**CHALLENGE**
All the records that follow need to be reproduced exactly. Omit the images.

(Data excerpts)
++++

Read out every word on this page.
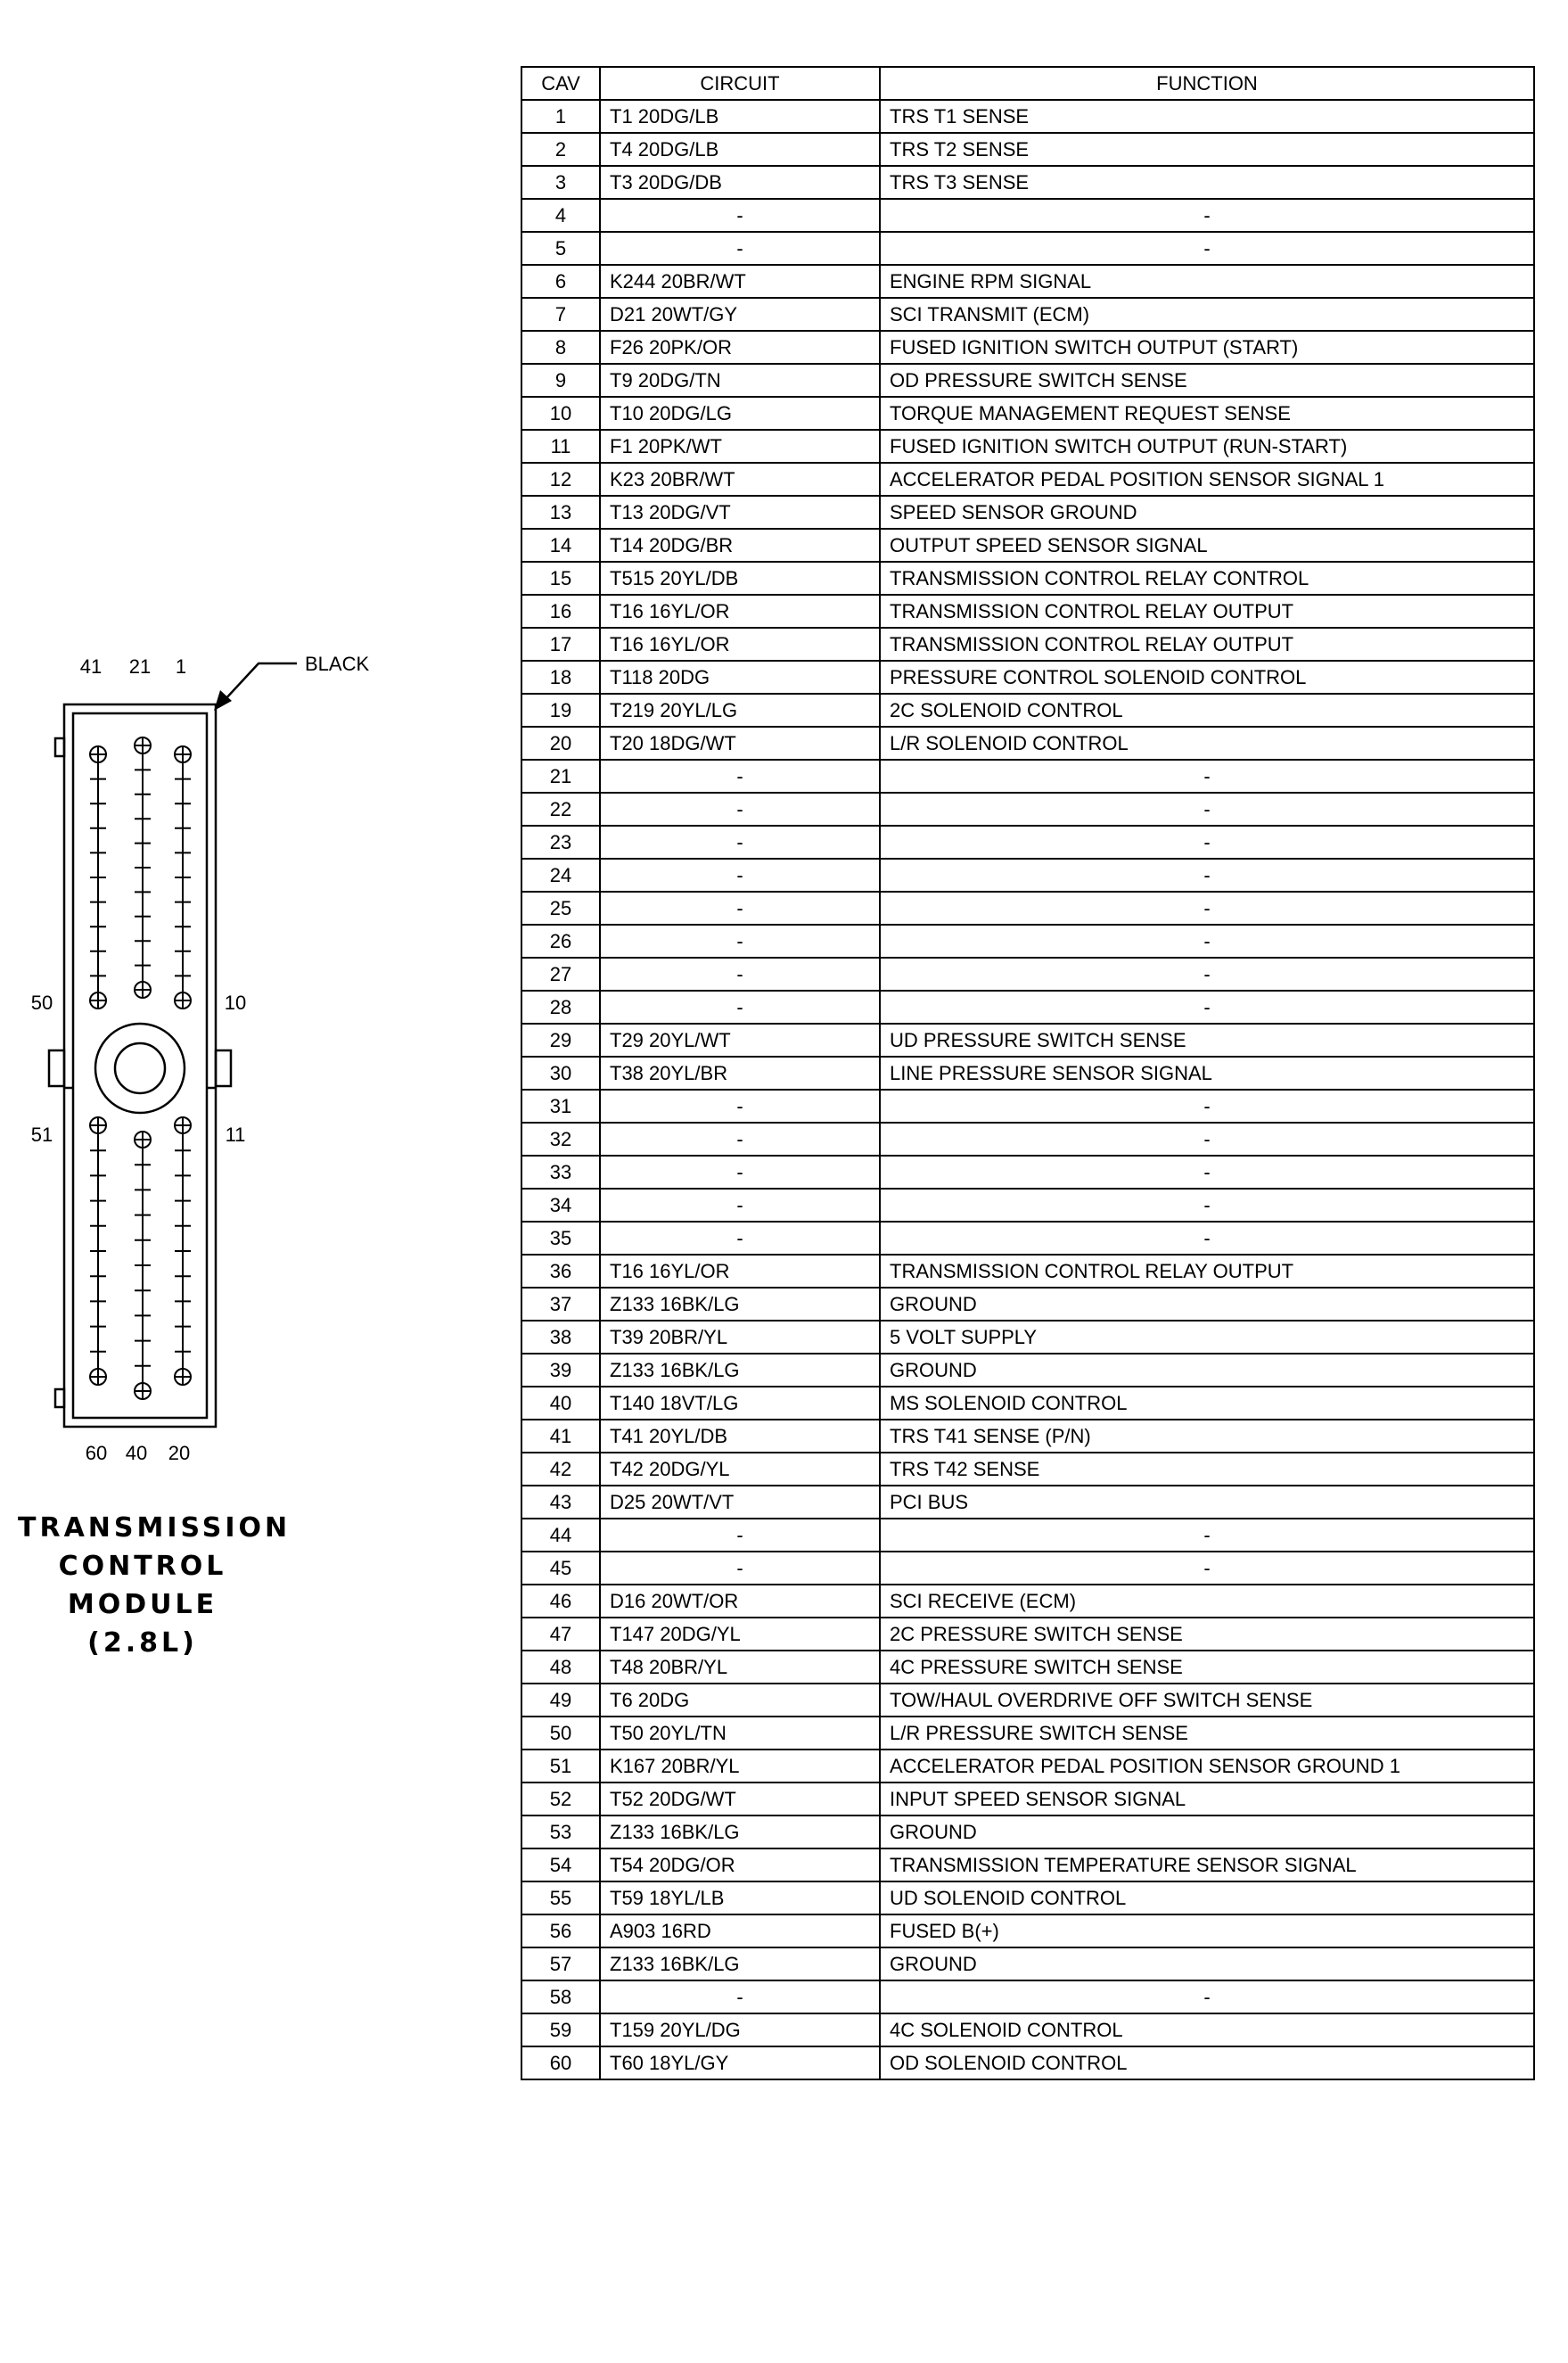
41 21 1	BLACK
50	10
51	11
60 40 20
TRANSMISSION
CONTROL
MODULE
(2.8L)
CAV	CIRCUIT	FUNCTION
1	T1 20DG/LB	TRS T1 SENSE
2	T4 20DG/LB	TRS T2 SENSE
3	T3 20DG/DB	TRS T3 SENSE
4	-	-
5	-	-
6	K244 20BR/WT	ENGINE RPM SIGNAL
7	D21 20WT/GY	SCI TRANSMIT (ECM)
8	F26 20PK/OR	FUSED IGNITION SWITCH OUTPUT (START)
9	T9 20DG/TN	OD PRESSURE SWITCH SENSE
10	T10 20DG/LG	TORQUE MANAGEMENT REQUEST SENSE
11	F1 20PK/WT	FUSED IGNITION SWITCH OUTPUT (RUN-START)
12	K23 20BR/WT	ACCELERATOR PEDAL POSITION SENSOR SIGNAL 1
13	T13 20DG/VT	SPEED SENSOR GROUND
14	T14 20DG/BR	OUTPUT SPEED SENSOR SIGNAL
15	T515 20YL/DB	TRANSMISSION CONTROL RELAY CONTROL
16	T16 16YL/OR	TRANSMISSION CONTROL RELAY OUTPUT
17	T16 16YL/OR	TRANSMISSION CONTROL RELAY OUTPUT
18	T118 20DG	PRESSURE CONTROL SOLENOID CONTROL
19	T219 20YL/LG	2C SOLENOID CONTROL
20	T20 18DG/WT	L/R SOLENOID CONTROL
21	-	-
22	-	-
23	-	-
24	-	-
25	-	-
26	-	-
27	-	-
28	-	-
29	T29 20YL/WT	UD PRESSURE SWITCH SENSE
30	T38 20YL/BR	LINE PRESSURE SENSOR SIGNAL
31	-	-
32	-	-
33	-	-
34	-	-
35	-	-
36	T16 16YL/OR	TRANSMISSION CONTROL RELAY OUTPUT
37	Z133 16BK/LG	GROUND
38	T39 20BR/YL	5 VOLT SUPPLY
39	Z133 16BK/LG	GROUND
40	T140 18VT/LG	MS SOLENOID CONTROL
41	T41 20YL/DB	TRS T41 SENSE (P/N)
42	T42 20DG/YL	TRS T42 SENSE
43	D25 20WT/VT	PCI BUS
44	-	-
45	-	-
46	D16 20WT/OR	SCI RECEIVE (ECM)
47	T147 20DG/YL	2C PRESSURE SWITCH SENSE
48	T48 20BR/YL	4C PRESSURE SWITCH SENSE
49	T6 20DG	TOW/HAUL OVERDRIVE OFF SWITCH SENSE
50	T50 20YL/TN	L/R PRESSURE SWITCH SENSE
51	K167 20BR/YL	ACCELERATOR PEDAL POSITION SENSOR GROUND 1
52	T52 20DG/WT	INPUT SPEED SENSOR SIGNAL
53	Z133 16BK/LG	GROUND
54	T54 20DG/OR	TRANSMISSION TEMPERATURE SENSOR SIGNAL
55	T59 18YL/LB	UD SOLENOID CONTROL
56	A903 16RD	FUSED B(+)
57	Z133 16BK/LG	GROUND
58	-	-
59	T159 20YL/DG	4C SOLENOID CONTROL
60	T60 18YL/GY	OD SOLENOID CONTROL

++++

**SOLUTION**
Read out every word on this page.
41 21 1	BLACK
50	10
51	11
60 40 20
TRANSMISSION
CONTROL
MODULE
(2.8L)
CAV	CIRCUIT	FUNCTION
1	T1 20DG/LB	TRS T1 SENSE
2	T4 20DG/LB	TRS T2 SENSE
3	T3 20DG/DB	TRS T3 SENSE
4	-	-
5	-	-
6	K244 20BR/WT	ENGINE RPM SIGNAL
7	D21 20WT/GY	SCI TRANSMIT (ECM)
8	F26 20PK/OR	FUSED IGNITION SWITCH OUTPUT (START)
9	T9 20DG/TN	OD PRESSURE SWITCH SENSE
10	T10 20DG/LG	TORQUE MANAGEMENT REQUEST SENSE
11	F1 20PK/WT	FUSED IGNITION SWITCH OUTPUT (RUN-START)
12	K23 20BR/WT	ACCELERATOR PEDAL POSITION SENSOR SIGNAL 1
13	T13 20DG/VT	SPEED SENSOR GROUND
14	T14 20DG/BR	OUTPUT SPEED SENSOR SIGNAL
15	T515 20YL/DB	TRANSMISSION CONTROL RELAY CONTROL
16	T16 16YL/OR	TRANSMISSION CONTROL RELAY OUTPUT
17	T16 16YL/OR	TRANSMISSION CONTROL RELAY OUTPUT
18	T118 20DG	PRESSURE CONTROL SOLENOID CONTROL
19	T219 20YL/LG	2C SOLENOID CONTROL
20	T20 18DG/WT	L/R SOLENOID CONTROL
21	-	-
22	-	-
23	-	-
24	-	-
25	-	-
26	-	-
27	-	-
28	-	-
29	T29 20YL/WT	UD PRESSURE SWITCH SENSE
30	T38 20YL/BR	LINE PRESSURE SENSOR SIGNAL
31	-	-
32	-	-
33	-	-
34	-	-
35	-	-
36	T16 16YL/OR	TRANSMISSION CONTROL RELAY OUTPUT
37	Z133 16BK/LG	GROUND
38	T39 20BR/YL	5 VOLT SUPPLY
39	Z133 16BK/LG	GROUND
40	T140 18VT/LG	MS SOLENOID CONTROL
41	T41 20YL/DB	TRS T41 SENSE (P/N)
42	T42 20DG/YL	TRS T42 SENSE
43	D25 20WT/VT	PCI BUS
44	-	-
45	-	-
46	D16 20WT/OR	SCI RECEIVE (ECM)
47	T147 20DG/YL	2C PRESSURE SWITCH SENSE
48	T48 20BR/YL	4C PRESSURE SWITCH SENSE
49	T6 20DG	TOW/HAUL OVERDRIVE OFF SWITCH SENSE
50	T50 20YL/TN	L/R PRESSURE SWITCH SENSE
51	K167 20BR/YL	ACCELERATOR PEDAL POSITION SENSOR GROUND 1
52	T52 20DG/WT	INPUT SPEED SENSOR SIGNAL
53	Z133 16BK/LG	GROUND
54	T54 20DG/OR	TRANSMISSION TEMPERATURE SENSOR SIGNAL
55	T59 18YL/LB	UD SOLENOID CONTROL
56	A903 16RD	FUSED B(+)
57	Z133 16BK/LG	GROUND
58	-	-
59	T159 20YL/DG	4C SOLENOID CONTROL
60	T60 18YL/GY	OD SOLENOID CONTROL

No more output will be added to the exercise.